▶ **EXERCISE DETAILS**
Determine how many lines include the word "Western", then give that number and nothing more.

___ AVAILABLE RECORDS ___

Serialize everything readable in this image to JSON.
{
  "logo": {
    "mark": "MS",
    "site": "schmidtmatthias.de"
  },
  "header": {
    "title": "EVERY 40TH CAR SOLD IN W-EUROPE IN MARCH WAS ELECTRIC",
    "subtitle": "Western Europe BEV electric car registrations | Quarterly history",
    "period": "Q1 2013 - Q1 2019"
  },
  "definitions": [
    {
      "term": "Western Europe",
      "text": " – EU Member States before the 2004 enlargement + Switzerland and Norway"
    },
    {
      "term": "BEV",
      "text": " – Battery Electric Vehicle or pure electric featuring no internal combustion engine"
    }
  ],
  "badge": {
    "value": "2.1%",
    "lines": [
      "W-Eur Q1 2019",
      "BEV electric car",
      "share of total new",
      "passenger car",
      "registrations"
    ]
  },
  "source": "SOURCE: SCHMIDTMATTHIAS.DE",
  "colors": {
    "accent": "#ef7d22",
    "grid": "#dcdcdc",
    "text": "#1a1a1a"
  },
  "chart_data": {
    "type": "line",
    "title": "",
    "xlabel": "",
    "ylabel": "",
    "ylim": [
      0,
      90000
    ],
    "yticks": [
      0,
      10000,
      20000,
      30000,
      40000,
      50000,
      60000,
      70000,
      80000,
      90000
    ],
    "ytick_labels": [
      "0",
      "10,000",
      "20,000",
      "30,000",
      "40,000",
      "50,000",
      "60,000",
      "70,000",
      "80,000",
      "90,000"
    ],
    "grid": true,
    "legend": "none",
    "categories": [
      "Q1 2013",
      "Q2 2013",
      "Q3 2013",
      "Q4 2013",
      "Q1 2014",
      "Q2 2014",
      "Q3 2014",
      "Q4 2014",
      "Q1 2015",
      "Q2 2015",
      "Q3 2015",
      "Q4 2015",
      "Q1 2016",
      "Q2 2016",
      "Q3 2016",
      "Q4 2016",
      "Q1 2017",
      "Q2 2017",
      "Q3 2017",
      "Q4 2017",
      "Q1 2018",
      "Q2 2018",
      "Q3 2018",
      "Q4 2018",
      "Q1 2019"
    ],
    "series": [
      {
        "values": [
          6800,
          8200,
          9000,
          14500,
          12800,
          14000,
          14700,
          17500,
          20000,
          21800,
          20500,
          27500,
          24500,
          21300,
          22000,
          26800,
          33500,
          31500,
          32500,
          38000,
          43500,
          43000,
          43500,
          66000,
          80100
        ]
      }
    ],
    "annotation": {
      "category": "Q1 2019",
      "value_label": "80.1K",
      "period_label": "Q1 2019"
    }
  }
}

___

▶ **WRITTEN RESPONSE**
2